Objective: From the listing that follows, extract every line and set it down unaltered.

Collected data entries:
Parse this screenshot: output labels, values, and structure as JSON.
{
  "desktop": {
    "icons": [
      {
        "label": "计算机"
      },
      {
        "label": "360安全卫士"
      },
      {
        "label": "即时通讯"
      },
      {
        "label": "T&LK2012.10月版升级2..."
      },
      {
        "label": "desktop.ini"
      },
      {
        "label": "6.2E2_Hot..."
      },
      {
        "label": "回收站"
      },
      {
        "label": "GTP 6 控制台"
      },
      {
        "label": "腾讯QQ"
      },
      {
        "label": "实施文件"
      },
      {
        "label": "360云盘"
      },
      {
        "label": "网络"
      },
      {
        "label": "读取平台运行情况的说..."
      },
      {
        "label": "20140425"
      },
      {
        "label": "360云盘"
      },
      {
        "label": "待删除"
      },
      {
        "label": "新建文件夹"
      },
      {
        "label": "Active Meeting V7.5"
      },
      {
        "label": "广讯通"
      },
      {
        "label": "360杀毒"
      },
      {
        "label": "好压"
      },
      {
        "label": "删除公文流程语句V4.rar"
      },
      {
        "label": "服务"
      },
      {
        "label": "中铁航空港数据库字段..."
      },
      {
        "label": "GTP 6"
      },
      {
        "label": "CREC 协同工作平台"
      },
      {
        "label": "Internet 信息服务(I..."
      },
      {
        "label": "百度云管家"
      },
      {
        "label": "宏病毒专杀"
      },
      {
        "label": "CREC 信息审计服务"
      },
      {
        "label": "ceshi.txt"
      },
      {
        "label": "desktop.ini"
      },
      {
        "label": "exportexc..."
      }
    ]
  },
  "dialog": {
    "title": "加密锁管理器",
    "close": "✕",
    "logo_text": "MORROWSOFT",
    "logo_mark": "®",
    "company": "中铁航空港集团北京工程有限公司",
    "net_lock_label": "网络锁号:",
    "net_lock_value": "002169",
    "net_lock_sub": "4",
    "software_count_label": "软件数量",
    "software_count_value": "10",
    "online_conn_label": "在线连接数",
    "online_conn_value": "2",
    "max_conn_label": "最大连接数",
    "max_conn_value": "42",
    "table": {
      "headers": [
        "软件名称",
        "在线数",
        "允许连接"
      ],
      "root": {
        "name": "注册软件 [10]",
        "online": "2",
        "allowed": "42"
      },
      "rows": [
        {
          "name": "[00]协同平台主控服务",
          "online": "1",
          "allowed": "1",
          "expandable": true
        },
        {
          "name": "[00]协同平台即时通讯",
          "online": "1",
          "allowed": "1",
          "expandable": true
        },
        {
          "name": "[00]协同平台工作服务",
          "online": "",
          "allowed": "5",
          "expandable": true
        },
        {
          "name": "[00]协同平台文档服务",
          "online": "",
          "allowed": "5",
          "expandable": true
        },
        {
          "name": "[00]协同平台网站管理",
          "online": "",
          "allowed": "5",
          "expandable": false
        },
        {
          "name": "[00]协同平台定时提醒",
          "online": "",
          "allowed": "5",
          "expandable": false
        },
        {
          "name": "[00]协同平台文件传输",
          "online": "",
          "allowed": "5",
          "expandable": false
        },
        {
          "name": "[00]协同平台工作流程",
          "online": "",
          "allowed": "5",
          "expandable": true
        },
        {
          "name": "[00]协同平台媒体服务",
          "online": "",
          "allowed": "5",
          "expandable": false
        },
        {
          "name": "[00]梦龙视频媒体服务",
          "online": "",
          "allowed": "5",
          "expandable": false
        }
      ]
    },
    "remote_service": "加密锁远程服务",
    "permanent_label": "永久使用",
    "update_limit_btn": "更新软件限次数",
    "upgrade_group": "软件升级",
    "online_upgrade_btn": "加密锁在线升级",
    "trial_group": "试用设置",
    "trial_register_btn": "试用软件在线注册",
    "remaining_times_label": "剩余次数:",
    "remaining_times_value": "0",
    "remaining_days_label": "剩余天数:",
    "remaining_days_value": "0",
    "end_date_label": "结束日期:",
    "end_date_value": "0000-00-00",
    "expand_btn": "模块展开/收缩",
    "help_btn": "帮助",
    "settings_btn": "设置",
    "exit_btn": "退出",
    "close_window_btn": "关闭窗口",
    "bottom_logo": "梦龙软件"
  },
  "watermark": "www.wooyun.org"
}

Result:
Parse this screenshot: output labels, values, and structure as JSON.
{
  "desktop": {
    "icons": [
      {
        "label": "计算机"
      },
      {
        "label": "360安全卫士"
      },
      {
        "label": "即时通讯"
      },
      {
        "label": "T&LK2012.10月版升级2..."
      },
      {
        "label": "desktop.ini"
      },
      {
        "label": "6.2E2_Hot..."
      },
      {
        "label": "回收站"
      },
      {
        "label": "GTP 6 控制台"
      },
      {
        "label": "腾讯QQ"
      },
      {
        "label": "实施文件"
      },
      {
        "label": "360云盘"
      },
      {
        "label": "网络"
      },
      {
        "label": "读取平台运行情况的说..."
      },
      {
        "label": "20140425"
      },
      {
        "label": "360云盘"
      },
      {
        "label": "待删除"
      },
      {
        "label": "新建文件夹"
      },
      {
        "label": "Active Meeting V7.5"
      },
      {
        "label": "广讯通"
      },
      {
        "label": "360杀毒"
      },
      {
        "label": "好压"
      },
      {
        "label": "删除公文流程语句V4.rar"
      },
      {
        "label": "服务"
      },
      {
        "label": "中铁航空港数据库字段..."
      },
      {
        "label": "GTP 6"
      },
      {
        "label": "CREC 协同工作平台"
      },
      {
        "label": "Internet 信息服务(I..."
      },
      {
        "label": "百度云管家"
      },
      {
        "label": "宏病毒专杀"
      },
      {
        "label": "CREC 信息审计服务"
      },
      {
        "label": "ceshi.txt"
      },
      {
        "label": "desktop.ini"
      },
      {
        "label": "exportexc..."
      }
    ]
  },
  "dialog": {
    "title": "加密锁管理器",
    "close": "✕",
    "logo_text": "MORROWSOFT",
    "logo_mark": "®",
    "company": "中铁航空港集团北京工程有限公司",
    "net_lock_label": "网络锁号:",
    "net_lock_value": "002169",
    "net_lock_sub": "4",
    "software_count_label": "软件数量",
    "software_count_value": "10",
    "online_conn_label": "在线连接数",
    "online_conn_value": "2",
    "max_conn_label": "最大连接数",
    "max_conn_value": "42",
    "table": {
      "headers": [
        "软件名称",
        "在线数",
        "允许连接"
      ],
      "root": {
        "name": "注册软件 [10]",
        "online": "2",
        "allowed": "42"
      },
      "rows": [
        {
          "name": "[00]协同平台主控服务",
          "online": "1",
          "allowed": "1",
          "expandable": true
        },
        {
          "name": "[00]协同平台即时通讯",
          "online": "1",
          "allowed": "1",
          "expandable": true
        },
        {
          "name": "[00]协同平台工作服务",
          "online": "",
          "allowed": "5",
          "expandable": true
        },
        {
          "name": "[00]协同平台文档服务",
          "online": "",
          "allowed": "5",
          "expandable": true
        },
        {
          "name": "[00]协同平台网站管理",
          "online": "",
          "allowed": "5",
          "expandable": false
        },
        {
          "name": "[00]协同平台定时提醒",
          "online": "",
          "allowed": "5",
          "expandable": false
        },
        {
          "name": "[00]协同平台文件传输",
          "online": "",
          "allowed": "5",
          "expandable": false
        },
        {
          "name": "[00]协同平台工作流程",
          "online": "",
          "allowed": "5",
          "expandable": true
        },
        {
          "name": "[00]协同平台媒体服务",
          "online": "",
          "allowed": "5",
          "expandable": false
        },
        {
          "name": "[00]梦龙视频媒体服务",
          "online": "",
          "allowed": "5",
          "expandable": false
        }
      ]
    },
    "remote_service": "加密锁远程服务",
    "permanent_label": "永久使用",
    "update_limit_btn": "更新软件限次数",
    "upgrade_group": "软件升级",
    "online_upgrade_btn": "加密锁在线升级",
    "trial_group": "试用设置",
    "trial_register_btn": "试用软件在线注册",
    "remaining_times_label": "剩余次数:",
    "remaining_times_value": "0",
    "remaining_days_label": "剩余天数:",
    "remaining_days_value": "0",
    "end_date_label": "结束日期:",
    "end_date_value": "0000-00-00",
    "expand_btn": "模块展开/收缩",
    "help_btn": "帮助",
    "settings_btn": "设置",
    "exit_btn": "退出",
    "close_window_btn": "关闭窗口",
    "bottom_logo": "梦龙软件"
  },
  "watermark": "www.wooyun.org"
}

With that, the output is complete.